## Aim of the exercise
Copy every line of the listing that holds the string "ylabel".

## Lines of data
•••••

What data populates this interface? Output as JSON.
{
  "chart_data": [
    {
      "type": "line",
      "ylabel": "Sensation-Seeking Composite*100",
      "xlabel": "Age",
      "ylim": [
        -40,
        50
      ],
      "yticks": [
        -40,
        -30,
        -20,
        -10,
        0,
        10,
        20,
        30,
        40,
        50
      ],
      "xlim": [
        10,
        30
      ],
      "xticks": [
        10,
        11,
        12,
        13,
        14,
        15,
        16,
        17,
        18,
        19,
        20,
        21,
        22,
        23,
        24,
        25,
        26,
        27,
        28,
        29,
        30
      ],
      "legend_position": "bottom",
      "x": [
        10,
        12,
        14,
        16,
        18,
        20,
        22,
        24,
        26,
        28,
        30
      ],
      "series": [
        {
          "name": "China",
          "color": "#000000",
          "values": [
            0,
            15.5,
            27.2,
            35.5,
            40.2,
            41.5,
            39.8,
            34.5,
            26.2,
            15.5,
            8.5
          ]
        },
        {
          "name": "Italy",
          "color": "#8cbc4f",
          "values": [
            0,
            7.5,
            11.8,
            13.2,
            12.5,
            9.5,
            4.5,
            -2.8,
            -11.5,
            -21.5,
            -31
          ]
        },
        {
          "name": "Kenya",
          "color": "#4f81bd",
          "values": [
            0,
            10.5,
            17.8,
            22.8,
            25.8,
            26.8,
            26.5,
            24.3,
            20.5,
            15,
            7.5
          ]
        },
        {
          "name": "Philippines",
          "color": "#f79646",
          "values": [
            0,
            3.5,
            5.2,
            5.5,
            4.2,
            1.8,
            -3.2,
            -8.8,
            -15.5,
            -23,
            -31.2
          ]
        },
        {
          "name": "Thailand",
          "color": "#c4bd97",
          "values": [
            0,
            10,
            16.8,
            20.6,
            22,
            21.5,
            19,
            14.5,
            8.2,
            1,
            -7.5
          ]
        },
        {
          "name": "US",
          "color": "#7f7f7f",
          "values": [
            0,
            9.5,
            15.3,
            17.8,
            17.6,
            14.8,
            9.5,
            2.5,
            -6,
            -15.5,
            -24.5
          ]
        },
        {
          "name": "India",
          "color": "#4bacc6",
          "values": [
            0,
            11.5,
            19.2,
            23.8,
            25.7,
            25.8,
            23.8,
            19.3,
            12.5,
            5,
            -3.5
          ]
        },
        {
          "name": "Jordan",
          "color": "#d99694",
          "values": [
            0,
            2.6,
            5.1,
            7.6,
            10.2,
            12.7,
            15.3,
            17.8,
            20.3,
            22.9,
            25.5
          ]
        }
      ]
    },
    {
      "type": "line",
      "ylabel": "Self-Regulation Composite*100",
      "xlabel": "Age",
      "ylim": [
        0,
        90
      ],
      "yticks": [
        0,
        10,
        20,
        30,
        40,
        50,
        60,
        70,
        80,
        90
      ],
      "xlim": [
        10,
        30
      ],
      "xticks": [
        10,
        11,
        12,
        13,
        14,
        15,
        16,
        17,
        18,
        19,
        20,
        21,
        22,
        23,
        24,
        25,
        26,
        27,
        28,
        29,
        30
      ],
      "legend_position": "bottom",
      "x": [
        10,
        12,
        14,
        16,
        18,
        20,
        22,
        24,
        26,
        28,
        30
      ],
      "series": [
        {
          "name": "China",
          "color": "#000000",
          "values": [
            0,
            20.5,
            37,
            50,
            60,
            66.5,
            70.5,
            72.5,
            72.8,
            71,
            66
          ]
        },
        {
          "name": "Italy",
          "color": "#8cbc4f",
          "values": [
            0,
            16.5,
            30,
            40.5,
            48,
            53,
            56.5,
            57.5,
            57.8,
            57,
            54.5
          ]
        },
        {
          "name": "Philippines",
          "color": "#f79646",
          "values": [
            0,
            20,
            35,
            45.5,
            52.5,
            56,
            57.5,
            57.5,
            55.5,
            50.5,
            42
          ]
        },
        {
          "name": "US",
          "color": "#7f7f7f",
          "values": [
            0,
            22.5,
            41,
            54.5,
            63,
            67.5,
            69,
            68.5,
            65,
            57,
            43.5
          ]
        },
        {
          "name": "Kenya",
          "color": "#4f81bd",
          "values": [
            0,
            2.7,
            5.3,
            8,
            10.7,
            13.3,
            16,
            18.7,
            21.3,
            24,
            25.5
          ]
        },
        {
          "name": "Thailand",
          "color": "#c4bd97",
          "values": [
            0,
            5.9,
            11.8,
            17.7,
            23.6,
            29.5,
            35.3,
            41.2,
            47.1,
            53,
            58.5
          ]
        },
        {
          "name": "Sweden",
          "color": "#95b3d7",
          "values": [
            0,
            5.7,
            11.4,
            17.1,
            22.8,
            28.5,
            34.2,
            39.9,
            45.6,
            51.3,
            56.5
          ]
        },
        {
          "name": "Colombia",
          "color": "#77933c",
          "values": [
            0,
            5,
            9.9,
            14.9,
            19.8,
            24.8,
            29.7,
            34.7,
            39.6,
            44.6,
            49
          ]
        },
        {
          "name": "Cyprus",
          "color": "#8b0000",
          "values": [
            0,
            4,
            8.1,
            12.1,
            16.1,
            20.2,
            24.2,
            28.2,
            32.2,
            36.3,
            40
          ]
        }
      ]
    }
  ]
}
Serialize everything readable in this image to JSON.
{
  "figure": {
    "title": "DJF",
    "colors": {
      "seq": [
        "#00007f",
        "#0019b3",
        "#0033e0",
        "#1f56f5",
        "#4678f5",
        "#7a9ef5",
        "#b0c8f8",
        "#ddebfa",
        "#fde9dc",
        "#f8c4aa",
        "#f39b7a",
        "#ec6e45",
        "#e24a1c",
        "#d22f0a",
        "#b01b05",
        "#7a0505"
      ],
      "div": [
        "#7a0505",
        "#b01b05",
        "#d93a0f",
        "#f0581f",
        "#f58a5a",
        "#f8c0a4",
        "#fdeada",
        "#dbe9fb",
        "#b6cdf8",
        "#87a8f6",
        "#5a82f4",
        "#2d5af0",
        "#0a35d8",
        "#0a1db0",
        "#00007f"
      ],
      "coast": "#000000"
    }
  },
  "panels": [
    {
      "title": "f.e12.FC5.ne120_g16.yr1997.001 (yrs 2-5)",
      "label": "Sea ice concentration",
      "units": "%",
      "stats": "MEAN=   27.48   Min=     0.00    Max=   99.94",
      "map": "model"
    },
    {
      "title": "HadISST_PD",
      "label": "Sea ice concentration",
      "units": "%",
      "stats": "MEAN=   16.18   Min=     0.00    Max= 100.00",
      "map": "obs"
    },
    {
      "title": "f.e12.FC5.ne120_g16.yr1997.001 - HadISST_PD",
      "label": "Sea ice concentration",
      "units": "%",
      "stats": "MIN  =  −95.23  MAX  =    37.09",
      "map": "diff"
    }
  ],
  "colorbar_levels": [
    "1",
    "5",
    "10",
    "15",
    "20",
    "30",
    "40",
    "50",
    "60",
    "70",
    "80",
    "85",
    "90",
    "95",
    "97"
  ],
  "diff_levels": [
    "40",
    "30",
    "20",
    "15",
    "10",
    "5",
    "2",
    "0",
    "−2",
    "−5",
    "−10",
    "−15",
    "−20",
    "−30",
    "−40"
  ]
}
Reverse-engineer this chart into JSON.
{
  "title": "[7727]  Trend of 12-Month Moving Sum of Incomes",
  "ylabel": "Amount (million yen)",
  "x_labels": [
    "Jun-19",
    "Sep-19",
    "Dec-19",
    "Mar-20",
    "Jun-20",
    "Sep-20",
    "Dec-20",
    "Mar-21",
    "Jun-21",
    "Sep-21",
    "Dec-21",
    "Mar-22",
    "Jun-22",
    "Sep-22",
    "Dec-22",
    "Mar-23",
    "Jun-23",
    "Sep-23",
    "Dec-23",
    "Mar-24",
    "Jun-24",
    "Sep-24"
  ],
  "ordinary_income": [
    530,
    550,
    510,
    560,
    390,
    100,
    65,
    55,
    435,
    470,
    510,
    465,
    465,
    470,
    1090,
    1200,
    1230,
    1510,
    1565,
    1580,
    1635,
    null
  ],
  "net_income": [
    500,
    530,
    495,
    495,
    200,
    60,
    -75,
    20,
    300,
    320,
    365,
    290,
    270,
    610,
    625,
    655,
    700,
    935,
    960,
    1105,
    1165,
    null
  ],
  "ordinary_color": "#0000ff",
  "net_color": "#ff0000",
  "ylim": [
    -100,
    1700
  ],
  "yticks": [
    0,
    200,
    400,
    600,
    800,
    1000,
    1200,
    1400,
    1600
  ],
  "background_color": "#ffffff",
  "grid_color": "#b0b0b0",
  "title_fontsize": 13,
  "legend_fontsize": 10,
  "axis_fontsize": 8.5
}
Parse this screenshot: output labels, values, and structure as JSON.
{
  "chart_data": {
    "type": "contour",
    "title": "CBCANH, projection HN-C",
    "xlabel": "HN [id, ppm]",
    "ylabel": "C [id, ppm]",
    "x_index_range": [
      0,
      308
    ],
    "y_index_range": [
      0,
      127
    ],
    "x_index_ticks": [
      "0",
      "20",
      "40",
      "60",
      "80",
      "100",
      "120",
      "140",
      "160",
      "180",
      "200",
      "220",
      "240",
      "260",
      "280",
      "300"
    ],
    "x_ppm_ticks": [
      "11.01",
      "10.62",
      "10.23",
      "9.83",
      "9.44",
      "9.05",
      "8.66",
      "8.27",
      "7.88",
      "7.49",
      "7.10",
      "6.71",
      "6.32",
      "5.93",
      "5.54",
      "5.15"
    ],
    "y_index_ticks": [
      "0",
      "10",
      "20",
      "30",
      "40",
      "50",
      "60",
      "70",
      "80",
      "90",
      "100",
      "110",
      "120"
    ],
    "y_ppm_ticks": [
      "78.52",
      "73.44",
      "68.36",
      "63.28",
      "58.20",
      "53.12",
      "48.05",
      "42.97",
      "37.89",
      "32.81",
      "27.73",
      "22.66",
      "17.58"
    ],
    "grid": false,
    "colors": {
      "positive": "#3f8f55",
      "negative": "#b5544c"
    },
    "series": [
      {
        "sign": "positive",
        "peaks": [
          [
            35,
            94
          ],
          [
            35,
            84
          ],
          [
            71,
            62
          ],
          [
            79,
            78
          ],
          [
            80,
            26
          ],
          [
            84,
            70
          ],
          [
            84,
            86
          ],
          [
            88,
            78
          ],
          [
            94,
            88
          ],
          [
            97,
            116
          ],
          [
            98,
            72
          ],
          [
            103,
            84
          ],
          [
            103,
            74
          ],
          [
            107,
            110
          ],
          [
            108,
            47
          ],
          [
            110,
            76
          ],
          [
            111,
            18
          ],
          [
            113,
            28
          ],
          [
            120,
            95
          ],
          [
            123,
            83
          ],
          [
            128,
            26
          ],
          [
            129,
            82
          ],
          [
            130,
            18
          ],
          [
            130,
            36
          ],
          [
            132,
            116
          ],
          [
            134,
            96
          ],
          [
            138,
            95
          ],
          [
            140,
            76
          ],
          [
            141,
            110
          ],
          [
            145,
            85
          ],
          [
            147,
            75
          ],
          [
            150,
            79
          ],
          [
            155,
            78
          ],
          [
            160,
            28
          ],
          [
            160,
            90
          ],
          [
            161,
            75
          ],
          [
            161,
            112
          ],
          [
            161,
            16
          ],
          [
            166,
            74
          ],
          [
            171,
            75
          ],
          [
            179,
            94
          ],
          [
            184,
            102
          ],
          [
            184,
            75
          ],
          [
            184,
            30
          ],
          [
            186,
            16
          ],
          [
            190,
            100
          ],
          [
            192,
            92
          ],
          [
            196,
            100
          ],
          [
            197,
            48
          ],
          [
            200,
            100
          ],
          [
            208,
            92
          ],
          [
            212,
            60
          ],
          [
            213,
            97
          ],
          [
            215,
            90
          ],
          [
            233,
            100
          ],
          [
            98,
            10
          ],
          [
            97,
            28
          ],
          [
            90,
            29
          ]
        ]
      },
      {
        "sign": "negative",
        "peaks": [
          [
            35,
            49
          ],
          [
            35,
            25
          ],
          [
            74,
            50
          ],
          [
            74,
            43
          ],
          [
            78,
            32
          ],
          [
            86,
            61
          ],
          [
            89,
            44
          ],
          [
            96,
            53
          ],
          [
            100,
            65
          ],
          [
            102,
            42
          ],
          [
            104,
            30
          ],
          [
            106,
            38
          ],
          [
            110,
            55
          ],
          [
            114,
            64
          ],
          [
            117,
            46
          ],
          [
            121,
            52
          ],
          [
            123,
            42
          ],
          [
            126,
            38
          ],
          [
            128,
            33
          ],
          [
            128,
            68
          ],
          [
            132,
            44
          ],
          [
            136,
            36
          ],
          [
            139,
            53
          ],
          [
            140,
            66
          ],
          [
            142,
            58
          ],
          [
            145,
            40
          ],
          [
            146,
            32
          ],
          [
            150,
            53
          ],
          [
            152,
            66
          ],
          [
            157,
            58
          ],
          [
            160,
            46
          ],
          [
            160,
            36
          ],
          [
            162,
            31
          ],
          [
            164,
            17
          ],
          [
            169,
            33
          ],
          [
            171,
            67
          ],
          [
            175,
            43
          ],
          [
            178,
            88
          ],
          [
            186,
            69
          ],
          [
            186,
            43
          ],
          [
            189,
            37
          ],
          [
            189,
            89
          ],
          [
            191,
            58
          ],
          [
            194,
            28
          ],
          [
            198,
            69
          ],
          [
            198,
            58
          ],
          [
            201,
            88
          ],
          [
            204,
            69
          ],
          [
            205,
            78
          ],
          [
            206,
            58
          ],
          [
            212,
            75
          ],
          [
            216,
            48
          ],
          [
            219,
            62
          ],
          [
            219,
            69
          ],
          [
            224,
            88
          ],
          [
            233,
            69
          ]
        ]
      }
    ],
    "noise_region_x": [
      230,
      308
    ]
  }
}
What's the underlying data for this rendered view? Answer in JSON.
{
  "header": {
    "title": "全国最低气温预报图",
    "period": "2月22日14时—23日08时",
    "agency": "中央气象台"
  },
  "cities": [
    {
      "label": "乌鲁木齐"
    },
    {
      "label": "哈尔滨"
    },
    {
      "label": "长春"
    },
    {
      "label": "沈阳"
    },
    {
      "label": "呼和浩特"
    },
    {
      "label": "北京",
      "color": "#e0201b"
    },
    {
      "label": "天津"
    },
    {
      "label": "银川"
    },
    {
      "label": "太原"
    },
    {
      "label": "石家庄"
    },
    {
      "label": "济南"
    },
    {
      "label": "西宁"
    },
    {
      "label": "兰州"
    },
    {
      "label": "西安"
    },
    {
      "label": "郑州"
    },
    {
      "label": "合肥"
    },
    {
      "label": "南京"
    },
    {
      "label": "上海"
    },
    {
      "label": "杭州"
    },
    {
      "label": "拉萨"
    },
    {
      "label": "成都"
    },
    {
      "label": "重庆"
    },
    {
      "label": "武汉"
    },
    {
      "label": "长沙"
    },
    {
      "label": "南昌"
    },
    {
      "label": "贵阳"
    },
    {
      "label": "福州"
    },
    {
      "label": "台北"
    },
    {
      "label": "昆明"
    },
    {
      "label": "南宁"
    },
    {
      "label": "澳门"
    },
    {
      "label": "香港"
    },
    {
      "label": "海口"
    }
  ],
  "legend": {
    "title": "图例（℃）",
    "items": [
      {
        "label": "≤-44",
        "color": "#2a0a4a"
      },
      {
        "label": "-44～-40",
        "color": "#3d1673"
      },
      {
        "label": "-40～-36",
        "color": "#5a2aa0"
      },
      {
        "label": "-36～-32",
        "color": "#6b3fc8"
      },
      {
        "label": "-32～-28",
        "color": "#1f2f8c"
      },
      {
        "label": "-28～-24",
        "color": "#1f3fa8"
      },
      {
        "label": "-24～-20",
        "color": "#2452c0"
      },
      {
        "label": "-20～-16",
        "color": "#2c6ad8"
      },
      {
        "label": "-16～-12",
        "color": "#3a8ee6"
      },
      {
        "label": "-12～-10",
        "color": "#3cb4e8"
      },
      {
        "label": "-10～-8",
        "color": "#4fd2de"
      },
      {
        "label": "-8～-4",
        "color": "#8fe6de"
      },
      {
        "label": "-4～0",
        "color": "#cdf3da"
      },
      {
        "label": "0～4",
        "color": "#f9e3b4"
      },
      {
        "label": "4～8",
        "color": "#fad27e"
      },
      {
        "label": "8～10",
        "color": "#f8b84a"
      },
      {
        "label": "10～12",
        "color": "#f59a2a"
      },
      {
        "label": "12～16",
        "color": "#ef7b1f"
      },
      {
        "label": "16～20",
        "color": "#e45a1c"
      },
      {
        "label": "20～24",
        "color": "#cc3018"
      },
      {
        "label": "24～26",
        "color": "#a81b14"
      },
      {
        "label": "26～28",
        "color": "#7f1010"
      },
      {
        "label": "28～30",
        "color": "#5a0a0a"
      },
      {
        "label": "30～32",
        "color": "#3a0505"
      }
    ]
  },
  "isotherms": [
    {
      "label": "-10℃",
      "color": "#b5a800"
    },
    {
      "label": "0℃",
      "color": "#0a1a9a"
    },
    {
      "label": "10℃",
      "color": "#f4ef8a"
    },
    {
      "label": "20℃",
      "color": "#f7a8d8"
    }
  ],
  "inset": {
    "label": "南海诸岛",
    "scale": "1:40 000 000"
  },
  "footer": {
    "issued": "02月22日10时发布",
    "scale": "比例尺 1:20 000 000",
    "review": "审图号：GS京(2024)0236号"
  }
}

•••••

## Exercise response
      "ylabel": "Sensation-Seeking Composite*100",
      "ylabel": "Self-Regulation Composite*100",
  "ylabel": "Amount (million yen)",
    "ylabel": "C [id, ppm]",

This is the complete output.